_SUPPLIED DATA:_
────────────────────

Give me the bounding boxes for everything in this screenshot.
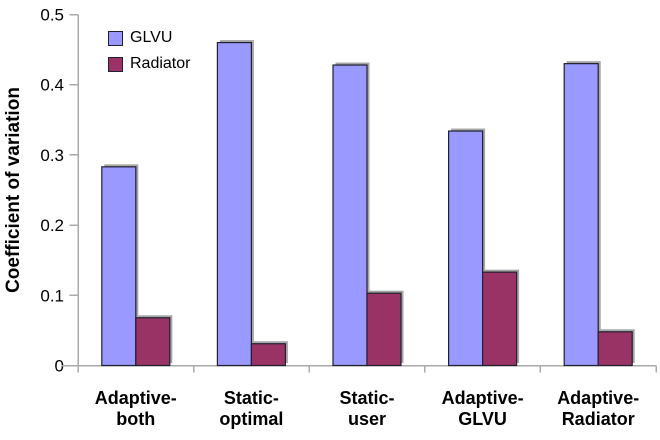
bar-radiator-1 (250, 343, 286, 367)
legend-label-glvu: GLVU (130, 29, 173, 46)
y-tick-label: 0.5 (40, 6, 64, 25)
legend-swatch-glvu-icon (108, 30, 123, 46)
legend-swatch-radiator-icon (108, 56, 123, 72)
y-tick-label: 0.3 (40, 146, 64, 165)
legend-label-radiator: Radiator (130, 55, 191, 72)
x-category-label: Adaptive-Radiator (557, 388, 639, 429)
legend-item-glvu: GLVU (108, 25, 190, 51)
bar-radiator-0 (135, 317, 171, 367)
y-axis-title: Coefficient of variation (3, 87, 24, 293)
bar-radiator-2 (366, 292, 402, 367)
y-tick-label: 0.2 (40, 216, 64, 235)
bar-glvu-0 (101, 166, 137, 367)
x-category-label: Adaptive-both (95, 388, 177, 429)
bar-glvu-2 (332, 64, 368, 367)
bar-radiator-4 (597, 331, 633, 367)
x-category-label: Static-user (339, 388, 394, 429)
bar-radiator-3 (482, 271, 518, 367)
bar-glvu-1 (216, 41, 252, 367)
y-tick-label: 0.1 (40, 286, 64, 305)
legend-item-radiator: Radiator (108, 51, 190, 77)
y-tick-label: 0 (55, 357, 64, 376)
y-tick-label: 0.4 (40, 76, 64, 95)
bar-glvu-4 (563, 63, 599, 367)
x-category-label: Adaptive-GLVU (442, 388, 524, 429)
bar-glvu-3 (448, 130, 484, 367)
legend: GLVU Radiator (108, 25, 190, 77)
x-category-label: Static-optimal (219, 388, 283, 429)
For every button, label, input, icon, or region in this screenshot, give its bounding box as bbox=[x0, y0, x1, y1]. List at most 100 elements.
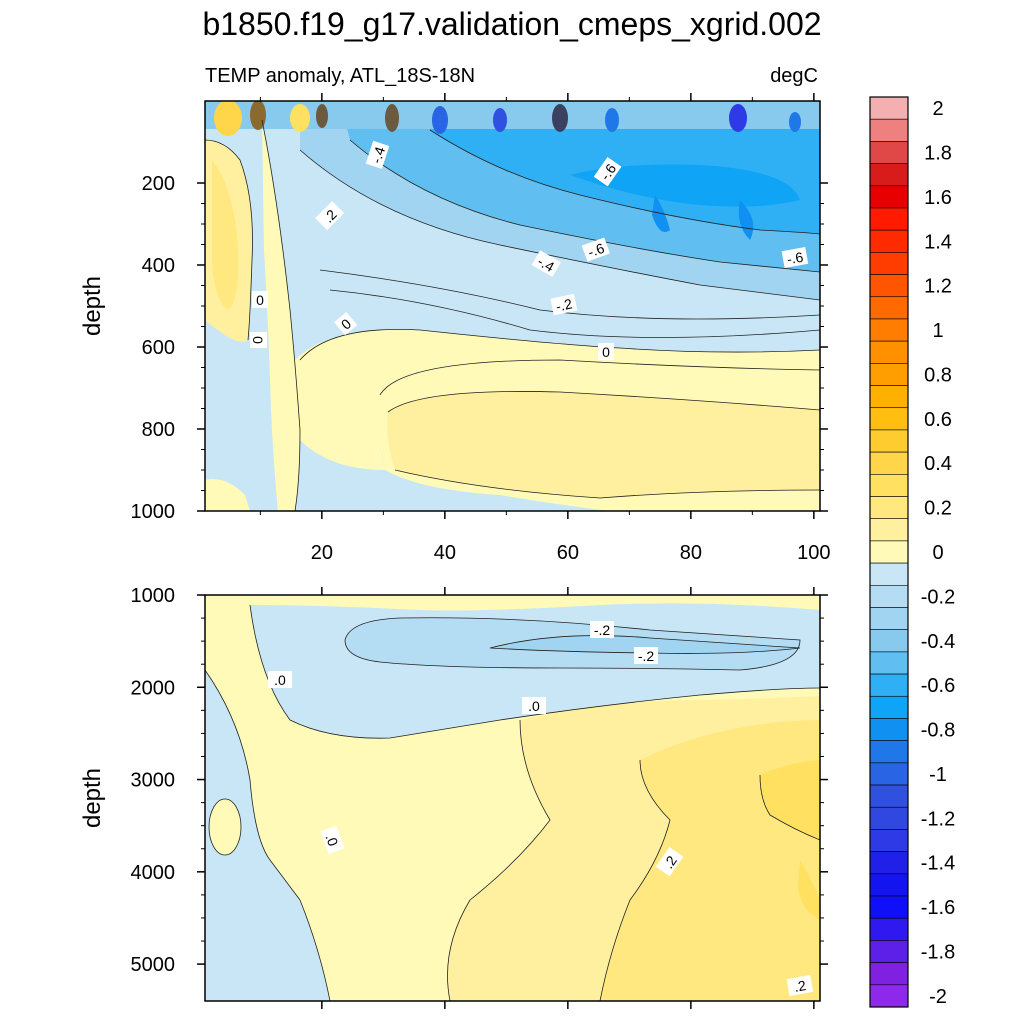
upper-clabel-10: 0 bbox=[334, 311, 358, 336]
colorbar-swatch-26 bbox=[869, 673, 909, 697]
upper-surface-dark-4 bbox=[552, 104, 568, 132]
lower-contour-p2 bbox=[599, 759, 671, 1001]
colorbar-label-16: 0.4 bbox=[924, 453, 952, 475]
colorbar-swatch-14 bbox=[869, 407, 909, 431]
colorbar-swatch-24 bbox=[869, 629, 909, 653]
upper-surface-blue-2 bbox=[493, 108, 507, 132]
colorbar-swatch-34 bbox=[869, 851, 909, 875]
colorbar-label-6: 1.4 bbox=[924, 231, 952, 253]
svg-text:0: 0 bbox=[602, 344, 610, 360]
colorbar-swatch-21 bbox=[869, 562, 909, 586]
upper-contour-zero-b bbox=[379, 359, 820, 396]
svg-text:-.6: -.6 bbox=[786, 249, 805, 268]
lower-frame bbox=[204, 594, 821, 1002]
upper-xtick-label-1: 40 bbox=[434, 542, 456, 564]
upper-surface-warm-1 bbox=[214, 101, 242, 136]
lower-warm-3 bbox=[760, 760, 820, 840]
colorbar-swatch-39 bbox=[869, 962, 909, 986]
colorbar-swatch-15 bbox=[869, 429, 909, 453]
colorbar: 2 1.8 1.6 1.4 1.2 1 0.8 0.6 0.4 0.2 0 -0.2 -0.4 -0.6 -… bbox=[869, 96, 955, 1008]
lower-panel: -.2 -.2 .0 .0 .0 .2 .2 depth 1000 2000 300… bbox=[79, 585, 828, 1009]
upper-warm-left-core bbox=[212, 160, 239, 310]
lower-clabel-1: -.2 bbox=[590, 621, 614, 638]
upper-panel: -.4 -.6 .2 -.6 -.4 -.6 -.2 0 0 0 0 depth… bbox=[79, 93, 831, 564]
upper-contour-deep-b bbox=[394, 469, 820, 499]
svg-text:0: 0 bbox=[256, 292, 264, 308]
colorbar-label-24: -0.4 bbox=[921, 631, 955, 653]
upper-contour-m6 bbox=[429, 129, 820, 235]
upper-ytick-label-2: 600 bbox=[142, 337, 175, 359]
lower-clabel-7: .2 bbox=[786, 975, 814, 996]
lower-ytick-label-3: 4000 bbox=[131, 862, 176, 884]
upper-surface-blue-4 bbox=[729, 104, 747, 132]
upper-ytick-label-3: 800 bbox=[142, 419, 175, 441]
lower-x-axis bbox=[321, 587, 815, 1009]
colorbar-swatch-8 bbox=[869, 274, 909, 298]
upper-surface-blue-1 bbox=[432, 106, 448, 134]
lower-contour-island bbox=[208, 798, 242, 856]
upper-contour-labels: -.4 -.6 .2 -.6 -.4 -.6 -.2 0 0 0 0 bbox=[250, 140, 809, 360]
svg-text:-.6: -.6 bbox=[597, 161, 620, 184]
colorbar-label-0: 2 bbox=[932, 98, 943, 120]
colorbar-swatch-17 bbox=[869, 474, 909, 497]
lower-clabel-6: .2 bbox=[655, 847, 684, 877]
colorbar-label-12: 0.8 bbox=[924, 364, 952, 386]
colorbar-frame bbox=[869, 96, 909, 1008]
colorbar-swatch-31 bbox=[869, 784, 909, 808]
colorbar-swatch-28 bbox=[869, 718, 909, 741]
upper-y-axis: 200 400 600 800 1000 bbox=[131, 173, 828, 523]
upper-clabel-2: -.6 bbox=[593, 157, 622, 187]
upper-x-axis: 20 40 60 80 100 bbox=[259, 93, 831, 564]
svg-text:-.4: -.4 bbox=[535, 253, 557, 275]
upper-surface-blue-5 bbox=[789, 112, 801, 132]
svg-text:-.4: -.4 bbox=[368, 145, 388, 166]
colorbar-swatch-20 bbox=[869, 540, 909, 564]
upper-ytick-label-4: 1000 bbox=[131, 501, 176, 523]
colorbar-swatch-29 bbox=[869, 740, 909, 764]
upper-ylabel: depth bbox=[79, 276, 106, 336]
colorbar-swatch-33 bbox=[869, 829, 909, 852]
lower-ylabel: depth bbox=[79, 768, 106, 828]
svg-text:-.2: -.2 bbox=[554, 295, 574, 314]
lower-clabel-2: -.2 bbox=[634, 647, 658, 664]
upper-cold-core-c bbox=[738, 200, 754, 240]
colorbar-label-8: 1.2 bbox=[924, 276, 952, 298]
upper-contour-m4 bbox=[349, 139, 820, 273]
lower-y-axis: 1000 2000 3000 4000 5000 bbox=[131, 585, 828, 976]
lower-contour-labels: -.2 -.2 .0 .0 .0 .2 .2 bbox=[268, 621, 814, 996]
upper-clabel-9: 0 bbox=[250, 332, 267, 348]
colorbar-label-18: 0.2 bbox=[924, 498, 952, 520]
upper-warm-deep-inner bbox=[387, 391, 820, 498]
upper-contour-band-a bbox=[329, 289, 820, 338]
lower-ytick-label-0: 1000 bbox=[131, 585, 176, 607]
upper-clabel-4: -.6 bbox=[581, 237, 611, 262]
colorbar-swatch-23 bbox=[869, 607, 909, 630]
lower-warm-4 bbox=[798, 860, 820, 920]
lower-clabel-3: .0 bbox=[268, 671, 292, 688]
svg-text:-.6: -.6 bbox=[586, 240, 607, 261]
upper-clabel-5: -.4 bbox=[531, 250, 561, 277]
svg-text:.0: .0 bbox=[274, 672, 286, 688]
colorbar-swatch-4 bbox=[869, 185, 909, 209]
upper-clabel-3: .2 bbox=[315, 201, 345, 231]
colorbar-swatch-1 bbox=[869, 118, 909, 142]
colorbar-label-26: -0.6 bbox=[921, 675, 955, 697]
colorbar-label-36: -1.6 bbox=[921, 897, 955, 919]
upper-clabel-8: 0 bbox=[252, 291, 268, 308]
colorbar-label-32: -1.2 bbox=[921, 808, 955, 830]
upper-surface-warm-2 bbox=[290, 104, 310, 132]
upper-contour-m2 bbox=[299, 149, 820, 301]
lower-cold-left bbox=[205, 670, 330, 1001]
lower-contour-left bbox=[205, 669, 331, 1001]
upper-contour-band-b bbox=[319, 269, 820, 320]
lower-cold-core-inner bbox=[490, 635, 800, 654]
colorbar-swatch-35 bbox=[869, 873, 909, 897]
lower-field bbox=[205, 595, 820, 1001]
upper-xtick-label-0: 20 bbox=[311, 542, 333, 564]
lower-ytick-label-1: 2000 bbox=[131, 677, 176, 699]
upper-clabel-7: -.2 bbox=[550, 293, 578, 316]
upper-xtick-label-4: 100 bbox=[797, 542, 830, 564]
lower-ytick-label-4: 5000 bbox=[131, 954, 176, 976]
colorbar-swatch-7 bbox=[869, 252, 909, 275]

────────────────────

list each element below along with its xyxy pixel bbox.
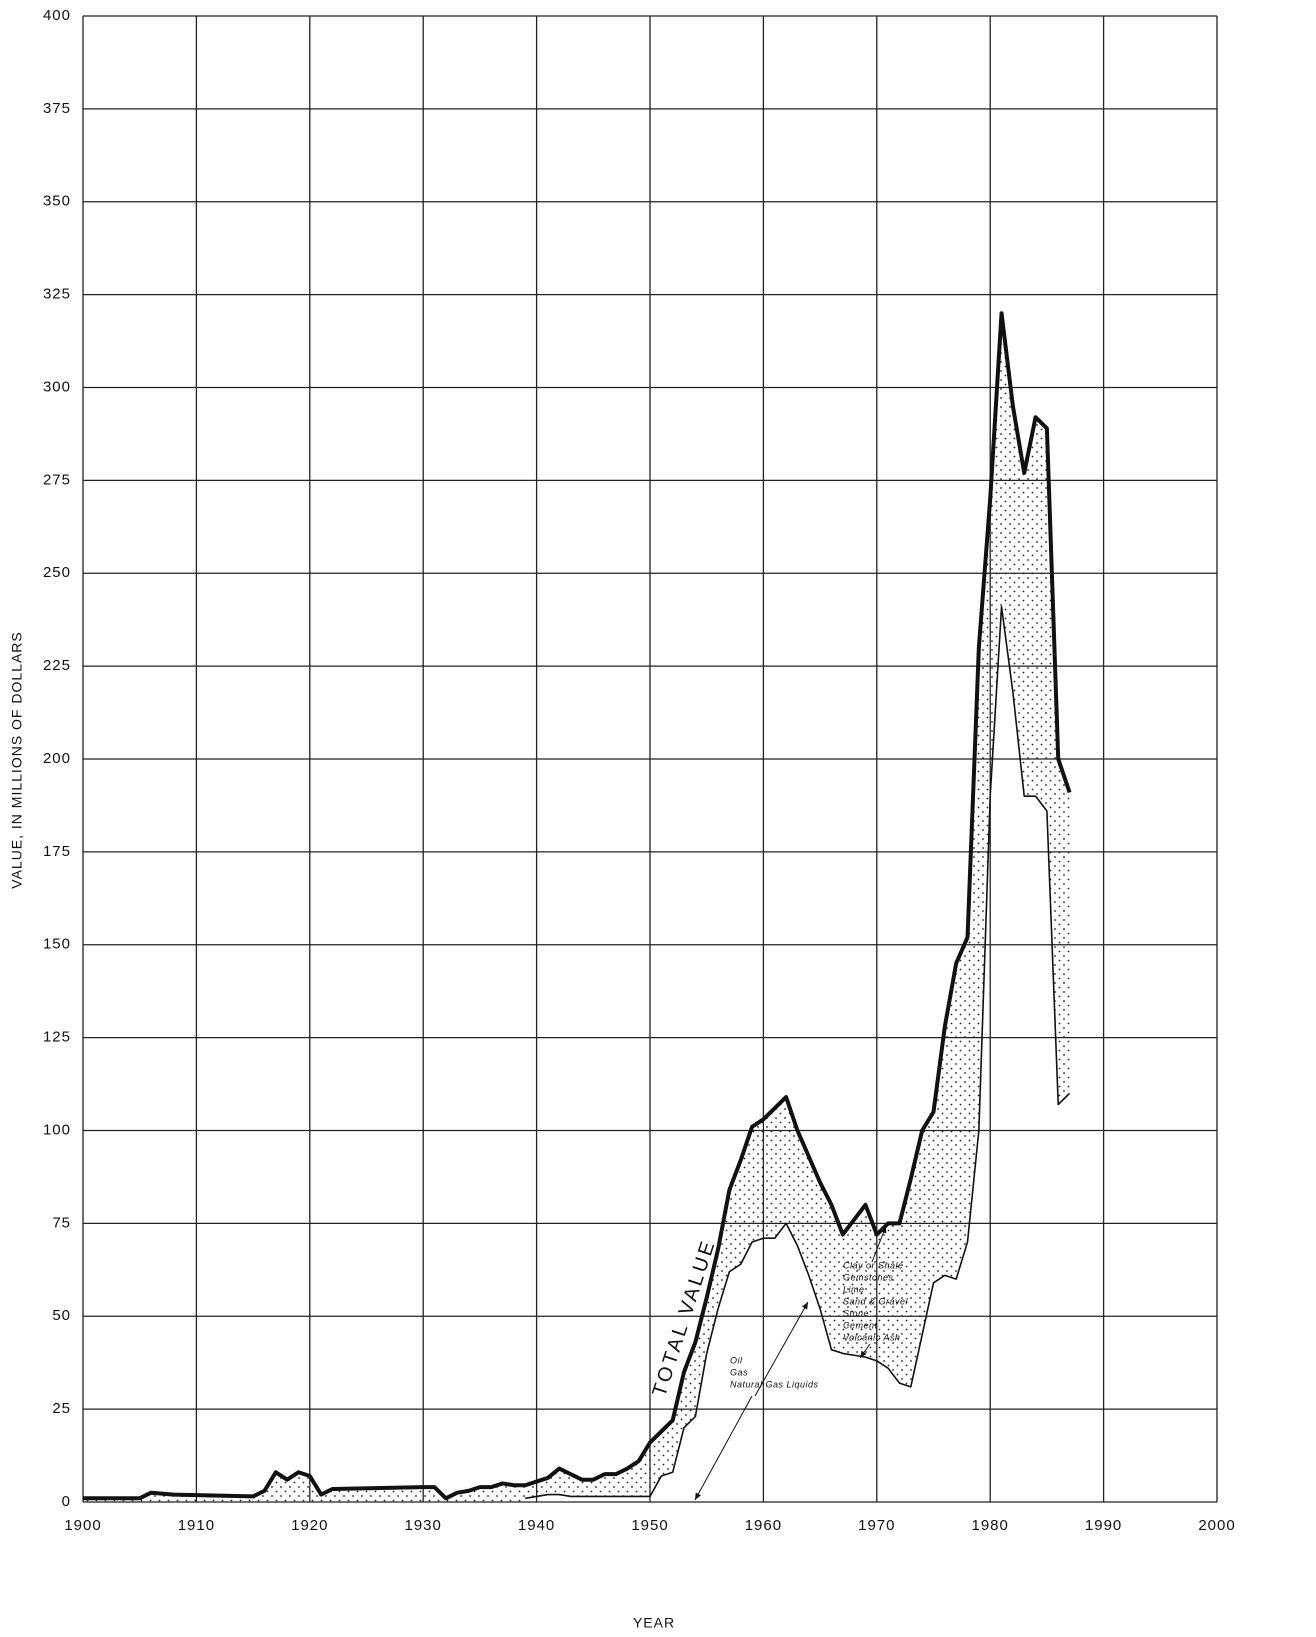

────────────────────

_GOAL OF THE EXERCISE:_ Copy the data verbatim from the line containing "Give me the" through the line containing "y-tick-label: 0 (55, 357, 64, 376)", including both of those lines, and omit the pictures.

_TASK SOLUTION:_
Give me the bounding boxes for everything in this screenshot.
bar-radiator-1 (250, 343, 286, 367)
legend-label-glvu: GLVU (130, 29, 173, 46)
y-tick-label: 0.5 (40, 6, 64, 25)
legend-swatch-glvu-icon (108, 30, 123, 46)
legend-swatch-radiator-icon (108, 56, 123, 72)
y-tick-label: 0.3 (40, 146, 64, 165)
legend-label-radiator: Radiator (130, 55, 191, 72)
x-category-label: Adaptive-Radiator (557, 388, 639, 429)
legend-item-glvu: GLVU (108, 25, 190, 51)
bar-radiator-0 (135, 317, 171, 367)
y-axis-title: Coefficient of variation (3, 87, 24, 293)
bar-radiator-2 (366, 292, 402, 367)
y-tick-label: 0.2 (40, 216, 64, 235)
bar-glvu-0 (101, 166, 137, 367)
x-category-label: Adaptive-both (95, 388, 177, 429)
bar-glvu-2 (332, 64, 368, 367)
bar-radiator-4 (597, 331, 633, 367)
x-category-label: Static-user (339, 388, 394, 429)
bar-radiator-3 (482, 271, 518, 367)
bar-glvu-1 (216, 41, 252, 367)
y-tick-label: 0.1 (40, 286, 64, 305)
legend-item-radiator: Radiator (108, 51, 190, 77)
y-tick-label: 0 (55, 357, 64, 376)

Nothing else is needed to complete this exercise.